start Data extract
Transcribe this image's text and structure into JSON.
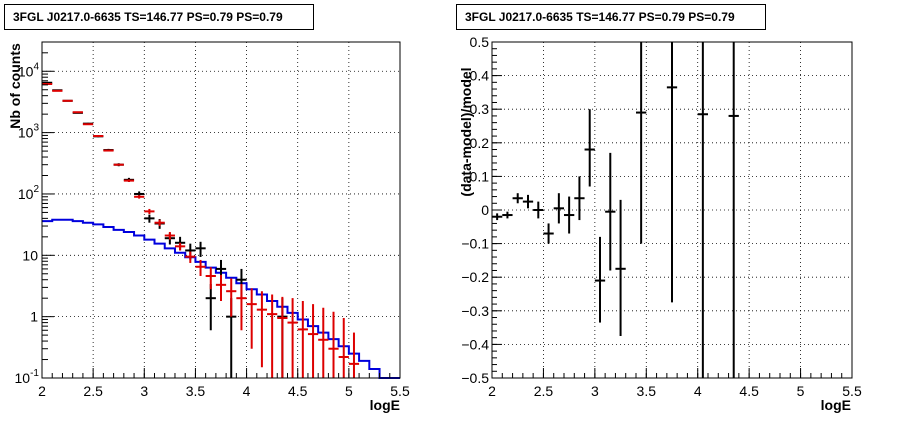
{
  "chart_data": [
    {
      "type": "line",
      "title": "3FGL J0217.0-6635 TS=146.77 PS=0.79 PS=0.79",
      "xlabel": "logE",
      "ylabel": "Nb of counts",
      "xlim": [
        2,
        5.5
      ],
      "ylim": [
        0.1,
        30000
      ],
      "yscale": "log",
      "grid": true,
      "x_ticks": [
        "2",
        "2.5",
        "3",
        "3.5",
        "4",
        "4.5",
        "5",
        "5.5"
      ],
      "y_ticks": [
        {
          "base": "10",
          "exp": "-1",
          "value": 0.1
        },
        {
          "base": "1",
          "exp": "",
          "value": 1
        },
        {
          "base": "10",
          "exp": "",
          "value": 10
        },
        {
          "base": "10",
          "exp": "2",
          "value": 100
        },
        {
          "base": "10",
          "exp": "3",
          "value": 1000
        },
        {
          "base": "10",
          "exp": "4",
          "value": 10000
        }
      ],
      "series": [
        {
          "role": "data",
          "color": "#000000",
          "points": [
            {
              "x": 2.05,
              "y": 6500,
              "lo": 6420,
              "hi": 6580
            },
            {
              "x": 2.15,
              "y": 4900,
              "lo": 4830,
              "hi": 4970
            },
            {
              "x": 2.25,
              "y": 3300,
              "lo": 3240,
              "hi": 3360
            },
            {
              "x": 2.35,
              "y": 2100,
              "lo": 2055,
              "hi": 2145
            },
            {
              "x": 2.45,
              "y": 1400,
              "lo": 1360,
              "hi": 1440
            },
            {
              "x": 2.55,
              "y": 870,
              "lo": 840,
              "hi": 900
            },
            {
              "x": 2.65,
              "y": 520,
              "lo": 497,
              "hi": 543
            },
            {
              "x": 2.75,
              "y": 300,
              "lo": 283,
              "hi": 317
            },
            {
              "x": 2.85,
              "y": 170,
              "lo": 157,
              "hi": 183
            },
            {
              "x": 2.95,
              "y": 100,
              "lo": 90,
              "hi": 110
            },
            {
              "x": 3.05,
              "y": 40,
              "lo": 34,
              "hi": 46
            },
            {
              "x": 3.15,
              "y": 33,
              "lo": 27,
              "hi": 39
            },
            {
              "x": 3.25,
              "y": 19,
              "lo": 15,
              "hi": 23
            },
            {
              "x": 3.35,
              "y": 16,
              "lo": 12,
              "hi": 20
            },
            {
              "x": 3.45,
              "y": 12,
              "lo": 8.5,
              "hi": 15.5
            },
            {
              "x": 3.55,
              "y": 13,
              "lo": 9.4,
              "hi": 16.6
            },
            {
              "x": 3.65,
              "y": 2,
              "lo": 0.6,
              "hi": 3.4
            },
            {
              "x": 3.75,
              "y": 6,
              "lo": 3.6,
              "hi": 8.4
            },
            {
              "x": 3.85,
              "y": 1,
              "lo": 0.1,
              "hi": 2
            },
            {
              "x": 3.95,
              "y": 4,
              "lo": 2,
              "hi": 6
            },
            {
              "x": 4.35,
              "y": 1,
              "lo": 0.1,
              "hi": 2
            }
          ]
        },
        {
          "role": "model",
          "color": "#dd0000",
          "points": [
            {
              "x": 2.05,
              "y": 6200,
              "lo": 6100,
              "hi": 6300
            },
            {
              "x": 2.15,
              "y": 4800,
              "lo": 4720,
              "hi": 4880
            },
            {
              "x": 2.25,
              "y": 3300,
              "lo": 3250,
              "hi": 3350
            },
            {
              "x": 2.35,
              "y": 2150,
              "lo": 2110,
              "hi": 2190
            },
            {
              "x": 2.45,
              "y": 1370,
              "lo": 1340,
              "hi": 1400
            },
            {
              "x": 2.55,
              "y": 880,
              "lo": 860,
              "hi": 900
            },
            {
              "x": 2.65,
              "y": 510,
              "lo": 495,
              "hi": 525
            },
            {
              "x": 2.75,
              "y": 300,
              "lo": 290,
              "hi": 310
            },
            {
              "x": 2.85,
              "y": 165,
              "lo": 157,
              "hi": 173
            },
            {
              "x": 2.95,
              "y": 90,
              "lo": 84,
              "hi": 96
            },
            {
              "x": 3.05,
              "y": 52,
              "lo": 47,
              "hi": 57
            },
            {
              "x": 3.15,
              "y": 34,
              "lo": 30,
              "hi": 38
            },
            {
              "x": 3.25,
              "y": 21,
              "lo": 18,
              "hi": 24
            },
            {
              "x": 3.35,
              "y": 14,
              "lo": 12,
              "hi": 16
            },
            {
              "x": 3.45,
              "y": 9.5,
              "lo": 7.5,
              "hi": 11.5
            },
            {
              "x": 3.55,
              "y": 6.5,
              "lo": 4.6,
              "hi": 8.4
            },
            {
              "x": 3.65,
              "y": 4.6,
              "lo": 2.8,
              "hi": 6.4
            },
            {
              "x": 3.75,
              "y": 3.3,
              "lo": 1.8,
              "hi": 4.8
            },
            {
              "x": 3.85,
              "y": 2.6,
              "lo": 1,
              "hi": 4.2
            },
            {
              "x": 3.95,
              "y": 2,
              "lo": 0.6,
              "hi": 3.4
            },
            {
              "x": 4.05,
              "y": 1.6,
              "lo": 0.3,
              "hi": 2.9
            },
            {
              "x": 4.15,
              "y": 1.3,
              "lo": 0.15,
              "hi": 2.6
            },
            {
              "x": 4.25,
              "y": 1.1,
              "lo": 0.1,
              "hi": 2.3
            },
            {
              "x": 4.35,
              "y": 0.95,
              "lo": 0.1,
              "hi": 2.1
            },
            {
              "x": 4.45,
              "y": 0.8,
              "lo": 0.1,
              "hi": 2
            },
            {
              "x": 4.55,
              "y": 0.62,
              "lo": 0.1,
              "hi": 1.8
            },
            {
              "x": 4.65,
              "y": 0.52,
              "lo": 0.1,
              "hi": 1.6
            },
            {
              "x": 4.75,
              "y": 0.42,
              "lo": 0.1,
              "hi": 1.4
            },
            {
              "x": 4.85,
              "y": 0.3,
              "lo": 0.1,
              "hi": 1.2
            },
            {
              "x": 4.95,
              "y": 0.22,
              "lo": 0.1,
              "hi": 0.95
            },
            {
              "x": 5.05,
              "y": 0.17,
              "lo": 0.1,
              "hi": 0.55
            }
          ]
        },
        {
          "role": "step",
          "color": "#0000dd",
          "edges": [
            2,
            2.1,
            2.2,
            2.3,
            2.4,
            2.5,
            2.6,
            2.7,
            2.8,
            2.9,
            3,
            3.1,
            3.2,
            3.3,
            3.4,
            3.5,
            3.6,
            3.7,
            3.8,
            3.9,
            4,
            4.1,
            4.2,
            4.3,
            4.4,
            4.5,
            4.6,
            4.7,
            4.8,
            4.9,
            5,
            5.1,
            5.2,
            5.3,
            5.4,
            5.5
          ],
          "values": [
            36,
            38,
            38,
            36,
            34,
            32,
            29,
            26,
            24,
            21,
            18,
            15.5,
            13,
            11,
            9.3,
            7.8,
            6.3,
            5.2,
            4.3,
            3.5,
            2.8,
            2.3,
            1.8,
            1.45,
            1.15,
            0.9,
            0.7,
            0.55,
            0.43,
            0.33,
            0.25,
            0.19,
            0.14,
            0.1,
            0.1
          ]
        }
      ]
    },
    {
      "type": "scatter",
      "title": "3FGL J0217.0-6635 TS=146.77 PS=0.79 PS=0.79",
      "xlabel": "logE",
      "ylabel": "(data-model)/model",
      "xlim": [
        2,
        5.5
      ],
      "ylim": [
        -0.5,
        0.5
      ],
      "grid": true,
      "x_ticks": [
        "2",
        "2.5",
        "3",
        "3.5",
        "4",
        "4.5",
        "5",
        "5.5"
      ],
      "y_ticks": [
        "−0.5",
        "−0.4",
        "−0.3",
        "−0.2",
        "−0.1",
        "0",
        "0.1",
        "0.2",
        "0.3",
        "0.4",
        "0.5"
      ],
      "series": [
        {
          "role": "residual",
          "color": "#000000",
          "points": [
            {
              "x": 2.05,
              "y": -0.02,
              "lo": -0.03,
              "hi": -0.01
            },
            {
              "x": 2.15,
              "y": -0.015,
              "lo": -0.025,
              "hi": -0.005
            },
            {
              "x": 2.25,
              "y": 0.035,
              "lo": 0.02,
              "hi": 0.05
            },
            {
              "x": 2.35,
              "y": 0.025,
              "lo": 0.005,
              "hi": 0.045
            },
            {
              "x": 2.45,
              "y": 0.0,
              "lo": -0.025,
              "hi": 0.025
            },
            {
              "x": 2.55,
              "y": -0.07,
              "lo": -0.1,
              "hi": -0.04
            },
            {
              "x": 2.65,
              "y": 0.005,
              "lo": -0.04,
              "hi": 0.05
            },
            {
              "x": 2.75,
              "y": -0.015,
              "lo": -0.07,
              "hi": 0.04
            },
            {
              "x": 2.85,
              "y": 0.035,
              "lo": -0.03,
              "hi": 0.1
            },
            {
              "x": 2.95,
              "y": 0.18,
              "lo": 0.07,
              "hi": 0.3
            },
            {
              "x": 3.05,
              "y": -0.21,
              "lo": -0.335,
              "hi": -0.08
            },
            {
              "x": 3.15,
              "y": -0.005,
              "lo": -0.18,
              "hi": 0.17
            },
            {
              "x": 3.25,
              "y": -0.175,
              "lo": -0.375,
              "hi": 0.03
            },
            {
              "x": 3.45,
              "y": 0.29,
              "lo": -0.1,
              "hi": 0.5
            },
            {
              "x": 3.75,
              "y": 0.365,
              "lo": -0.275,
              "hi": 0.5
            },
            {
              "x": 4.05,
              "y": 0.285,
              "lo": -0.5,
              "hi": 0.5
            },
            {
              "x": 4.35,
              "y": 0.28,
              "lo": -0.5,
              "hi": 0.5
            }
          ]
        }
      ]
    }
  ]
}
end Data extract
§ Exercise goal
The lines to collect are those holding the string "color"; copy them all.

§ Response to this exercise
          "color": "#000000",
          "color": "#dd0000",
          "color": "#0000dd",
          "color": "#000000",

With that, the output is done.